--- begin RECORDED INFORMATION ---

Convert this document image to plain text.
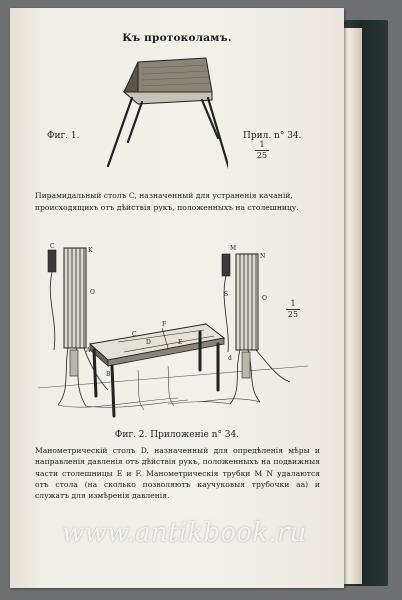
Къ протоколамъ.
Фиг. 1.	Прил. n° 34.
$\frac{1}{25}$

Пирамидальный столъ C, назначенный для устраненія качаній, происходящихъ отъ дѣйствія рукъ, положенныхъ на столешницу.

C
K
O
A
B
C
F
E
D
M
N
S
O
d
$\frac{1}{25}$
Фиг. 2. Приложеніе n° 34.

Манометрическій столъ D, назначенный для опредѣленія мѣры и направленія давленія отъ дѣйствія рукъ, положенныхъ на подвижныя части столешницы E и F. Манометрическія трубки M N удалаются отъ стола (на сколько позволяютъ каучуковыя трубочки aa) и служатъ для измѣренія давленія.

www.antikbook.ru
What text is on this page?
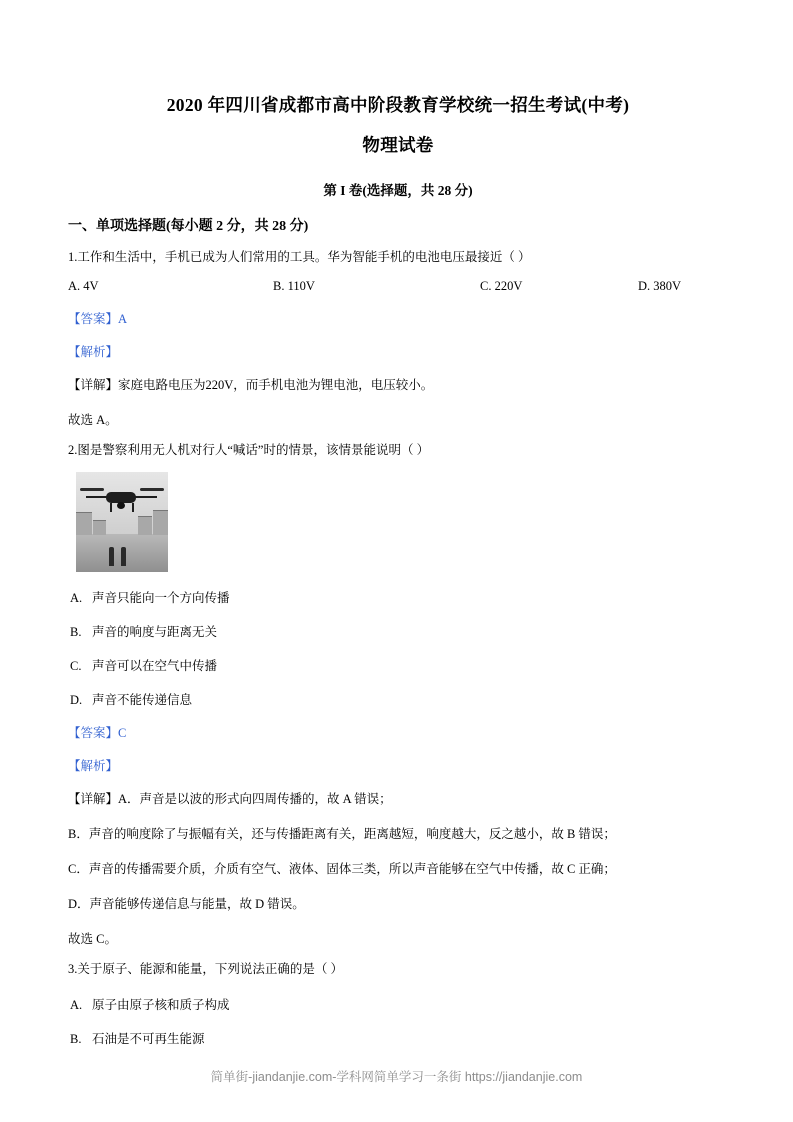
2020 年四川省成都市高中阶段教育学校统一招生考试(中考)
物理试卷
第 I 卷(选择题，共 28 分)
一、单项选择题(每小题 2 分，共 28 分)
1.工作和生活中，手机已成为人们常用的工具。华为智能手机的电池电压最接近（ ）
A. 4V	B. 110V	C. 220V	D. 380V
【答案】A
【解析】
【详解】家庭电路电压为220V，而手机电池为锂电池，电压较小。
故选 A。
2.图是警察利用无人机对行人“喊话”时的情景，该情景能说明（ ）
A. 声音只能向一个方向传播
B. 声音的响度与距离无关
C. 声音可以在空气中传播
D. 声音不能传递信息
【答案】C
【解析】
【详解】A．声音是以波的形式向四周传播的，故 A 错误；
B．声音的响度除了与振幅有关，还与传播距离有关，距离越短，响度越大，反之越小，故 B 错误；
C．声音的传播需要介质，介质有空气、液体、固体三类，所以声音能够在空气中传播，故 C 正确；
D．声音能够传递信息与能量，故 D 错误。
故选 C。
3.关于原子、能源和能量，下列说法正确的是（ ）
A. 原子由原子核和质子构成
B. 石油是不可再生能源
简单街-jiandanjie.com-学科网简单学习一条街 https://jiandanjie.com
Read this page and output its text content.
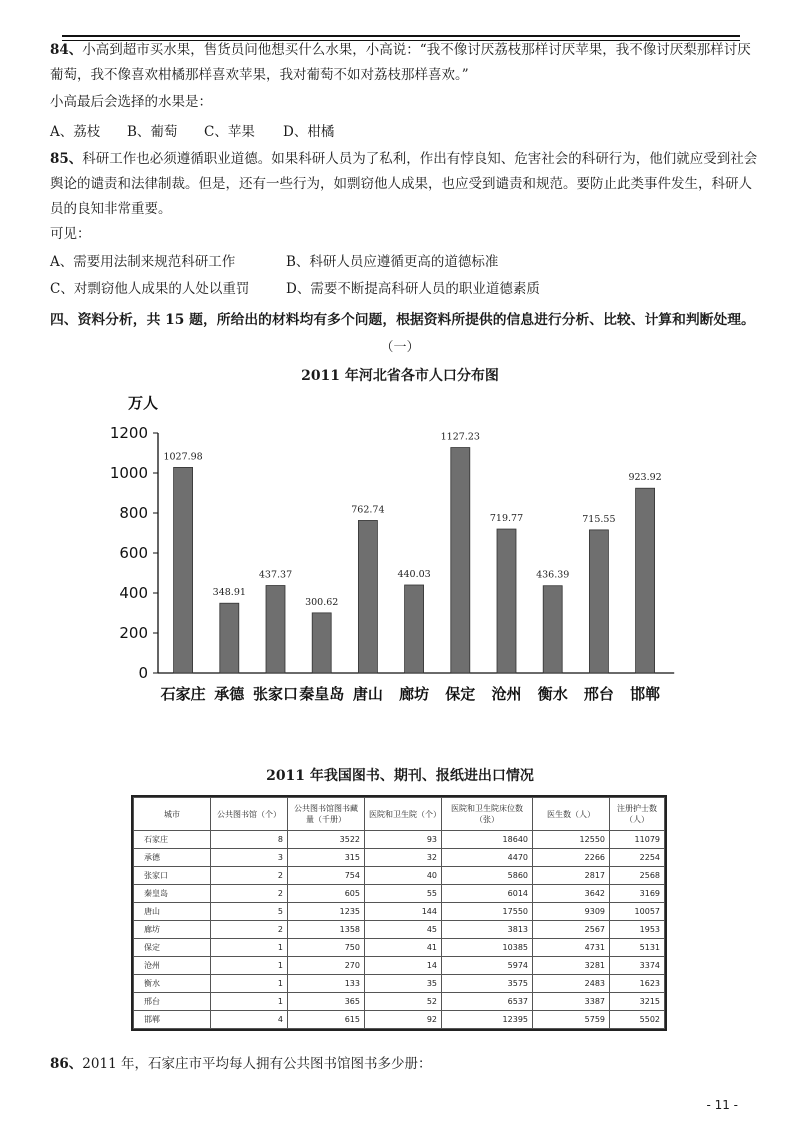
84、小高到超市买水果，售货员问他想买什么水果，小高说：“我不像讨厌荔枝那样讨厌苹果，我不像讨厌梨那样讨厌葡萄，我不像喜欢柑橘那样喜欢苹果，我对葡萄不如对荔枝那样喜欢。”

小高最后会选择的水果是：

A、荔枝 B、葡萄 C、苹果 D、柑橘

85、科研工作也必须遵循职业道德。如果科研人员为了私利，作出有悖良知、危害社会的科研行为，他们就应受到社会舆论的谴责和法律制裁。但是，还有一些行为，如剽窃他人成果，也应受到谴责和规范。要防止此类事件发生，科研人员的良知非常重要。

可见：

A、需要用法制来规范科研工作	B、科研人员应遵循更高的道德标准
C、对剽窃他人成果的人处以重罚	D、需要不断提高科研人员的职业道德素质
四、资料分析，共 15 题，所给出的材料均有多个问题，根据资料所提供的信息进行分析、比较、计算和判断处理。
（一）
2011 年河北省各市人口分布图
万人
0
200
400
600
800
1000
1200
1027.98
石家庄
348.91
承德
437.37
张家口
300.62
秦皇岛
762.74
唐山
440.03
廊坊
1127.23
保定
719.77
沧州
436.39
衡水
715.55
邢台
923.92
邯郸
2011 年我国图书、期刊、报纸进出口情况
城市	公共图书馆（个）	公共图书馆图书藏量（千册）	医院和卫生院（个）	医院和卫生院床位数（张）	医生数（人）	注册护士数（人）
石家庄	8	3522	93	18640	12550	11079
承德	3	315	32	4470	2266	2254
张家口	2	754	40	5860	2817	2568
秦皇岛	2	605	55	6014	3642	3169
唐山	5	1235	144	17550	9309	10057
廊坊	2	1358	45	3813	2567	1953
保定	1	750	41	10385	4731	5131
沧州	1	270	14	5974	3281	3374
衡水	1	133	35	3575	2483	1623
邢台	1	365	52	6537	3387	3215
邯郸	4	615	92	12395	5759	5502

86、2011 年，石家庄市平均每人拥有公共图书馆图书多少册：

- 11 -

--- end RECORDED INFORMATION ---

## CHALLENGE
Restate every record exactly, please; do not copy the pictures.

## COMPLETE ANSWER
Convert this document image to plain text.
Къ протоколамъ.
Фиг. 1.	Прил. n° 34.
$\frac{1}{25}$

Пирамидальный столъ C, назначенный для устраненія качаній, происходящихъ отъ дѣйствія рукъ, положенныхъ на столешницу.

C
K
O
A
B
C
F
E
D
M
N
S
O
d
$\frac{1}{25}$
Фиг. 2. Приложеніе n° 34.

Манометрическій столъ D, назначенный для опредѣленія мѣры и направленія давленія отъ дѣйствія рукъ, положенныхъ на подвижныя части столешницы E и F. Манометрическія трубки M N удалаются отъ стола (на сколько позволяютъ каучуковыя трубочки aa) и служатъ для измѣренія давленія.

www.antikbook.ru
What text is on this page?
2020 年四川省成都市高中阶段教育学校统一招生考试(中考)
物理试卷
第 I 卷(选择题，共 28 分)
一、单项选择题(每小题 2 分，共 28 分)
1.工作和生活中，手机已成为人们常用的工具。华为智能手机的电池电压最接近（ ）
A. 4V	B. 110V	C. 220V	D. 380V
【答案】A
【解析】
【详解】家庭电路电压为220V，而手机电池为锂电池，电压较小。
故选 A。
2.图是警察利用无人机对行人“喊话”时的情景，该情景能说明（ ）
A. 声音只能向一个方向传播
B. 声音的响度与距离无关
C. 声音可以在空气中传播
D. 声音不能传递信息
【答案】C
【解析】
【详解】A．声音是以波的形式向四周传播的，故 A 错误；
B．声音的响度除了与振幅有关，还与传播距离有关，距离越短，响度越大，反之越小，故 B 错误；
C．声音的传播需要介质，介质有空气、液体、固体三类，所以声音能够在空气中传播，故 C 正确；
D．声音能够传递信息与能量，故 D 错误。
故选 C。
3.关于原子、能源和能量，下列说法正确的是（ ）
A. 原子由原子核和质子构成
B. 石油是不可再生能源
简单街-jiandanjie.com-学科网简单学习一条街 https://jiandanjie.com
Read this page and output its text content.
84、小高到超市买水果，售货员问他想买什么水果，小高说：“我不像讨厌荔枝那样讨厌苹果，我不像讨厌梨那样讨厌葡萄，我不像喜欢柑橘那样喜欢苹果，我对葡萄不如对荔枝那样喜欢。”

小高最后会选择的水果是：

A、荔枝 B、葡萄 C、苹果 D、柑橘

85、科研工作也必须遵循职业道德。如果科研人员为了私利，作出有悖良知、危害社会的科研行为，他们就应受到社会舆论的谴责和法律制裁。但是，还有一些行为，如剽窃他人成果，也应受到谴责和规范。要防止此类事件发生，科研人员的良知非常重要。

可见：

A、需要用法制来规范科研工作	B、科研人员应遵循更高的道德标准
C、对剽窃他人成果的人处以重罚	D、需要不断提高科研人员的职业道德素质
四、资料分析，共 15 题，所给出的材料均有多个问题，根据资料所提供的信息进行分析、比较、计算和判断处理。
（一）
2011 年河北省各市人口分布图
万人
0
200
400
600
800
1000
1200
1027.98
石家庄
348.91
承德
437.37
张家口
300.62
秦皇岛
762.74
唐山
440.03
廊坊
1127.23
保定
719.77
沧州
436.39
衡水
715.55
邢台
923.92
邯郸
2011 年我国图书、期刊、报纸进出口情况
城市	公共图书馆（个）	公共图书馆图书藏量（千册）	医院和卫生院（个）	医院和卫生院床位数（张）	医生数（人）	注册护士数（人）
石家庄	8	3522	93	18640	12550	11079
承德	3	315	32	4470	2266	2254
张家口	2	754	40	5860	2817	2568
秦皇岛	2	605	55	6014	3642	3169
唐山	5	1235	144	17550	9309	10057
廊坊	2	1358	45	3813	2567	1953
保定	1	750	41	10385	4731	5131
沧州	1	270	14	5974	3281	3374
衡水	1	133	35	3575	2483	1623
邢台	1	365	52	6537	3387	3215
邯郸	4	615	92	12395	5759	5502

86、2011 年，石家庄市平均每人拥有公共图书馆图书多少册：

- 11 -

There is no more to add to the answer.